==== Provided records ====

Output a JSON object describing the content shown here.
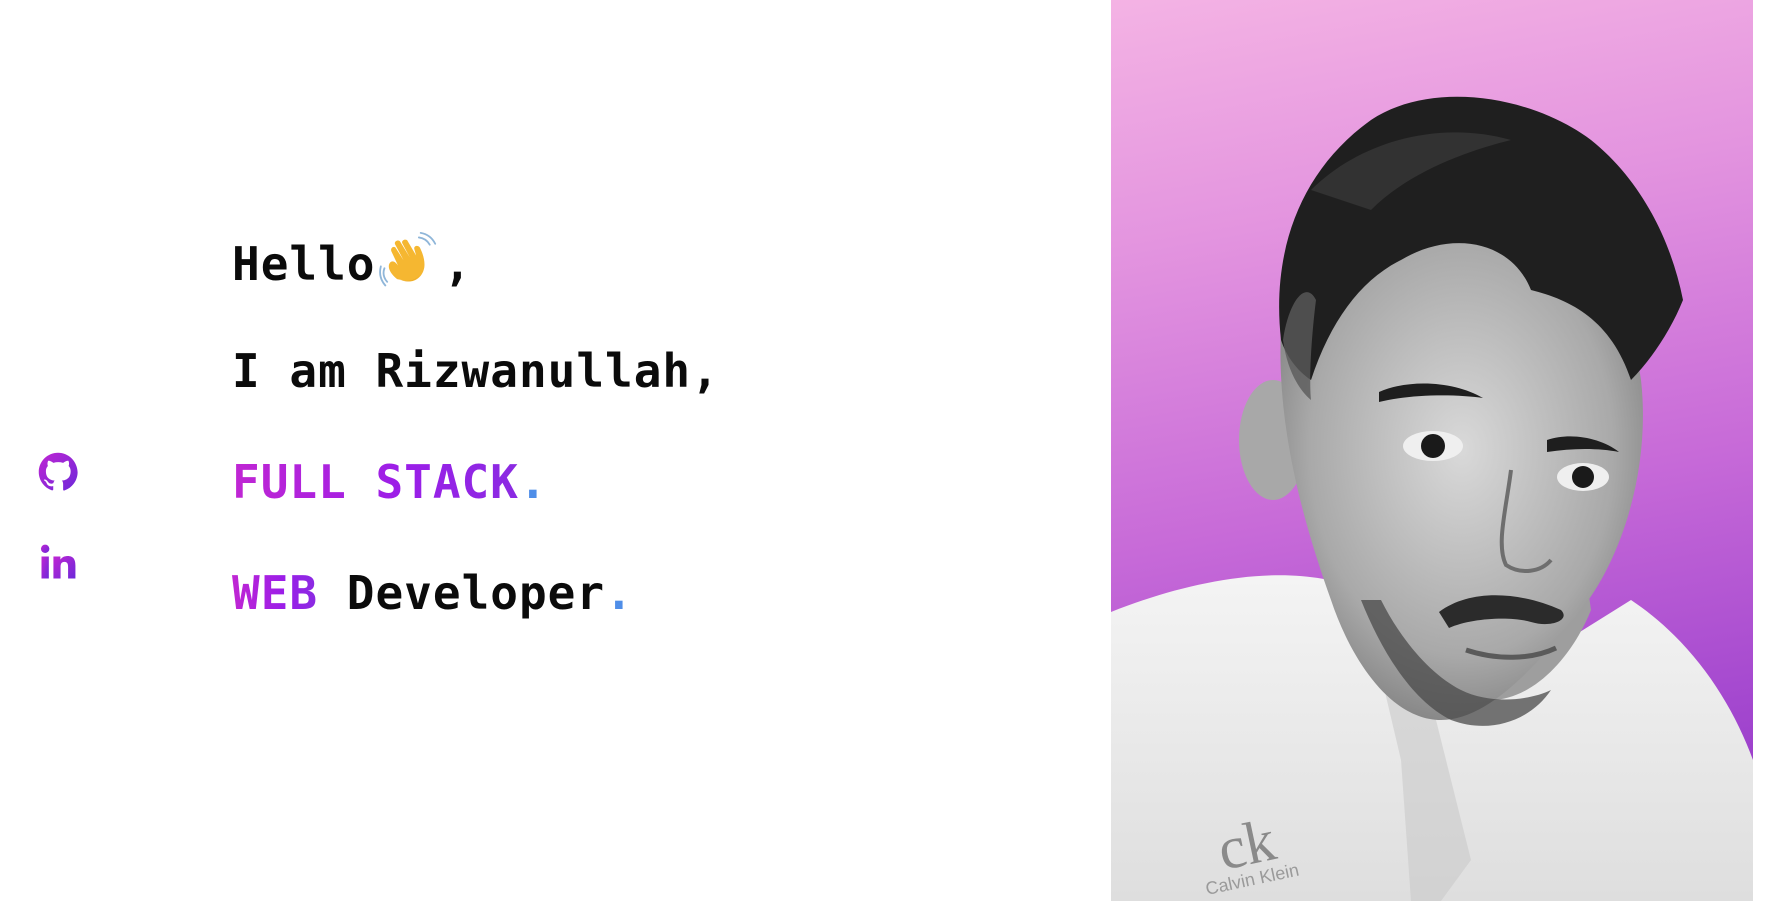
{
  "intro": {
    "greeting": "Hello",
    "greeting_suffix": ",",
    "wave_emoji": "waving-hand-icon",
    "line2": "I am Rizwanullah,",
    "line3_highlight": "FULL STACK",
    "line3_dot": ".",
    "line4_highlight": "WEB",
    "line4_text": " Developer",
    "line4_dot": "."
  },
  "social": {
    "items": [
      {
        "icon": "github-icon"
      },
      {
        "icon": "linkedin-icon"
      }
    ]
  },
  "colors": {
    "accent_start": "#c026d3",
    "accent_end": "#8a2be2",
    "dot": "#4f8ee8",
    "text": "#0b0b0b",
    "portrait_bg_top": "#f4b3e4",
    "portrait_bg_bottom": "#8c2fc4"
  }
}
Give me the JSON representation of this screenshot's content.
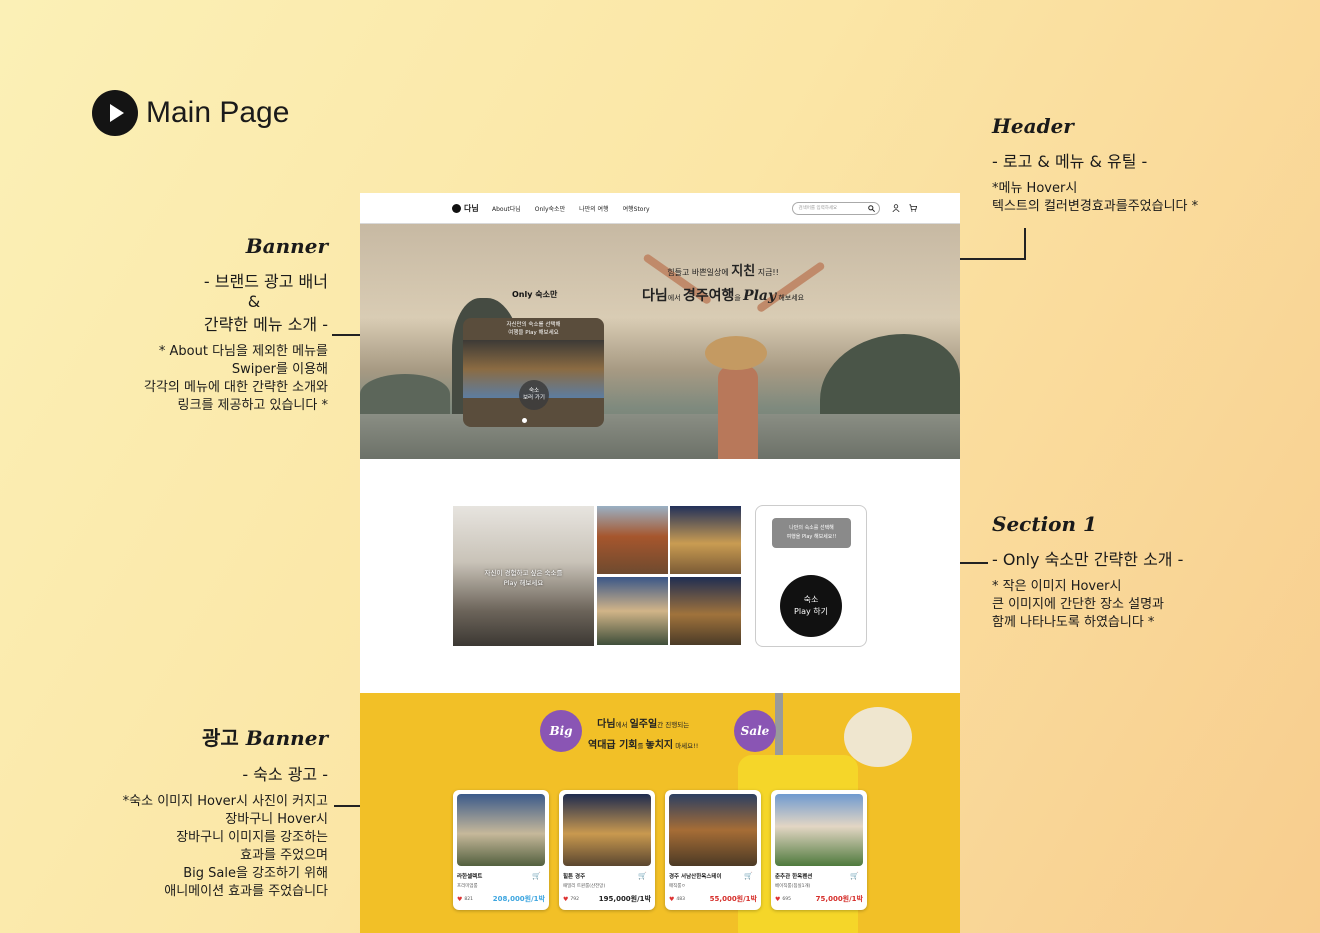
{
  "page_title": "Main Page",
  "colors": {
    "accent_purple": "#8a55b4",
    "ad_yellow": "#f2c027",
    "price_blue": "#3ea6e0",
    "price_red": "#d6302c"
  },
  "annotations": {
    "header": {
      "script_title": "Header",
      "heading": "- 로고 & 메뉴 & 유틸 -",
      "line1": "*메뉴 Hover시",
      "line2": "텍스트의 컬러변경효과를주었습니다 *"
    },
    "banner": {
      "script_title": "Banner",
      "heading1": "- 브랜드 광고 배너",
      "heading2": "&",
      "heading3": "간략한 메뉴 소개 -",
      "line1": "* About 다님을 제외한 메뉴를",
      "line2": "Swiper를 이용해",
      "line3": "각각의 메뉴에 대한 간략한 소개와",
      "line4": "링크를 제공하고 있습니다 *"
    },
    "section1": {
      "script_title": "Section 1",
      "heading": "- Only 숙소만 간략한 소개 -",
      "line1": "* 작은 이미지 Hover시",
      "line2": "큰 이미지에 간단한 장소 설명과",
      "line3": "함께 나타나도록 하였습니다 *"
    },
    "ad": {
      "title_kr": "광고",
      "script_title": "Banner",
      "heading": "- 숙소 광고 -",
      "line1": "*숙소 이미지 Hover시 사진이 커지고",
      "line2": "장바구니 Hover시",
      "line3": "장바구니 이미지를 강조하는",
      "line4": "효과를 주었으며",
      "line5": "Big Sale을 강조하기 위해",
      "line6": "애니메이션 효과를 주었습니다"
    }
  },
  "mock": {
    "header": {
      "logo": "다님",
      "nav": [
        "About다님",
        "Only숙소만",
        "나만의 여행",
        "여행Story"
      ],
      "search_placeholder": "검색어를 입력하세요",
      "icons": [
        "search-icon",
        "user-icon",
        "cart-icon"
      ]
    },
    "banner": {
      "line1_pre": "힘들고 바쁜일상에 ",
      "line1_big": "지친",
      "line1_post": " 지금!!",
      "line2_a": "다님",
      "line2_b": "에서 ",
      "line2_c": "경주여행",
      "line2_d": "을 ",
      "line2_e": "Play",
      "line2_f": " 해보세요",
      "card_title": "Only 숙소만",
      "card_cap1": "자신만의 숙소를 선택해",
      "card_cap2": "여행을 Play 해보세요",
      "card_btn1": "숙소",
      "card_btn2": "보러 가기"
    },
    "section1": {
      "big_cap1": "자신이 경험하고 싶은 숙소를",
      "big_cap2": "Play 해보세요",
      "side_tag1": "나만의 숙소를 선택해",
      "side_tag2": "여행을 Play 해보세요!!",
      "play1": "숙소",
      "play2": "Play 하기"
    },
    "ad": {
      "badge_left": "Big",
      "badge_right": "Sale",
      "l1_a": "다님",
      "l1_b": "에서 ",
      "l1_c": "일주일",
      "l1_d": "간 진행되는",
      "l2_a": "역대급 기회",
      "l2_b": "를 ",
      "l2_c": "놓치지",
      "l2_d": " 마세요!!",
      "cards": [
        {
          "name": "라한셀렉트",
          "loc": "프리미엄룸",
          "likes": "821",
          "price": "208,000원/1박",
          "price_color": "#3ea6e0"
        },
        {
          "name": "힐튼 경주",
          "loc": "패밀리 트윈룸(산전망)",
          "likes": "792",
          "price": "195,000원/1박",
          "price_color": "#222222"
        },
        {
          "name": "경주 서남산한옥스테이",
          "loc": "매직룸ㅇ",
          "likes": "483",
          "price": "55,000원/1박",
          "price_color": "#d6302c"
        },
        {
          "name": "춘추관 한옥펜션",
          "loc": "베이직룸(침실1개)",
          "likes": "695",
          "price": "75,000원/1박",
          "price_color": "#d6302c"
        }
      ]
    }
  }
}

====

Requirements
Take the listing above and print it exactly, apart from the pictures.

Worked solution
Output a JSON object describing the content shown here.
{
  "intro": {
    "greeting": "Hello",
    "greeting_suffix": ",",
    "wave_emoji": "waving-hand-icon",
    "line2": "I am Rizwanullah,",
    "line3_highlight": "FULL STACK",
    "line3_dot": ".",
    "line4_highlight": "WEB",
    "line4_text": " Developer",
    "line4_dot": "."
  },
  "social": {
    "items": [
      {
        "icon": "github-icon"
      },
      {
        "icon": "linkedin-icon"
      }
    ]
  },
  "colors": {
    "accent_start": "#c026d3",
    "accent_end": "#8a2be2",
    "dot": "#4f8ee8",
    "text": "#0b0b0b",
    "portrait_bg_top": "#f4b3e4",
    "portrait_bg_bottom": "#8c2fc4"
  }
}
Give me the JSON representation of this screenshot's content.
{
  "page_title": "Main Page",
  "colors": {
    "accent_purple": "#8a55b4",
    "ad_yellow": "#f2c027",
    "price_blue": "#3ea6e0",
    "price_red": "#d6302c"
  },
  "annotations": {
    "header": {
      "script_title": "Header",
      "heading": "- 로고 & 메뉴 & 유틸 -",
      "line1": "*메뉴 Hover시",
      "line2": "텍스트의 컬러변경효과를주었습니다 *"
    },
    "banner": {
      "script_title": "Banner",
      "heading1": "- 브랜드 광고 배너",
      "heading2": "&",
      "heading3": "간략한 메뉴 소개 -",
      "line1": "* About 다님을 제외한 메뉴를",
      "line2": "Swiper를 이용해",
      "line3": "각각의 메뉴에 대한 간략한 소개와",
      "line4": "링크를 제공하고 있습니다 *"
    },
    "section1": {
      "script_title": "Section 1",
      "heading": "- Only 숙소만 간략한 소개 -",
      "line1": "* 작은 이미지 Hover시",
      "line2": "큰 이미지에 간단한 장소 설명과",
      "line3": "함께 나타나도록 하였습니다 *"
    },
    "ad": {
      "title_kr": "광고",
      "script_title": "Banner",
      "heading": "- 숙소 광고 -",
      "line1": "*숙소 이미지 Hover시 사진이 커지고",
      "line2": "장바구니 Hover시",
      "line3": "장바구니 이미지를 강조하는",
      "line4": "효과를 주었으며",
      "line5": "Big Sale을 강조하기 위해",
      "line6": "애니메이션 효과를 주었습니다"
    }
  },
  "mock": {
    "header": {
      "logo": "다님",
      "nav": [
        "About다님",
        "Only숙소만",
        "나만의 여행",
        "여행Story"
      ],
      "search_placeholder": "검색어를 입력하세요",
      "icons": [
        "search-icon",
        "user-icon",
        "cart-icon"
      ]
    },
    "banner": {
      "line1_pre": "힘들고 바쁜일상에 ",
      "line1_big": "지친",
      "line1_post": " 지금!!",
      "line2_a": "다님",
      "line2_b": "에서 ",
      "line2_c": "경주여행",
      "line2_d": "을 ",
      "line2_e": "Play",
      "line2_f": " 해보세요",
      "card_title": "Only 숙소만",
      "card_cap1": "자신만의 숙소를 선택해",
      "card_cap2": "여행을 Play 해보세요",
      "card_btn1": "숙소",
      "card_btn2": "보러 가기"
    },
    "section1": {
      "big_cap1": "자신이 경험하고 싶은 숙소를",
      "big_cap2": "Play 해보세요",
      "side_tag1": "나만의 숙소를 선택해",
      "side_tag2": "여행을 Play 해보세요!!",
      "play1": "숙소",
      "play2": "Play 하기"
    },
    "ad": {
      "badge_left": "Big",
      "badge_right": "Sale",
      "l1_a": "다님",
      "l1_b": "에서 ",
      "l1_c": "일주일",
      "l1_d": "간 진행되는",
      "l2_a": "역대급 기회",
      "l2_b": "를 ",
      "l2_c": "놓치지",
      "l2_d": " 마세요!!",
      "cards": [
        {
          "name": "라한셀렉트",
          "loc": "프리미엄룸",
          "likes": "821",
          "price": "208,000원/1박",
          "price_color": "#3ea6e0"
        },
        {
          "name": "힐튼 경주",
          "loc": "패밀리 트윈룸(산전망)",
          "likes": "792",
          "price": "195,000원/1박",
          "price_color": "#222222"
        },
        {
          "name": "경주 서남산한옥스테이",
          "loc": "매직룸ㅇ",
          "likes": "483",
          "price": "55,000원/1박",
          "price_color": "#d6302c"
        },
        {
          "name": "춘추관 한옥펜션",
          "loc": "베이직룸(침실1개)",
          "likes": "695",
          "price": "75,000원/1박",
          "price_color": "#d6302c"
        }
      ]
    }
  }
}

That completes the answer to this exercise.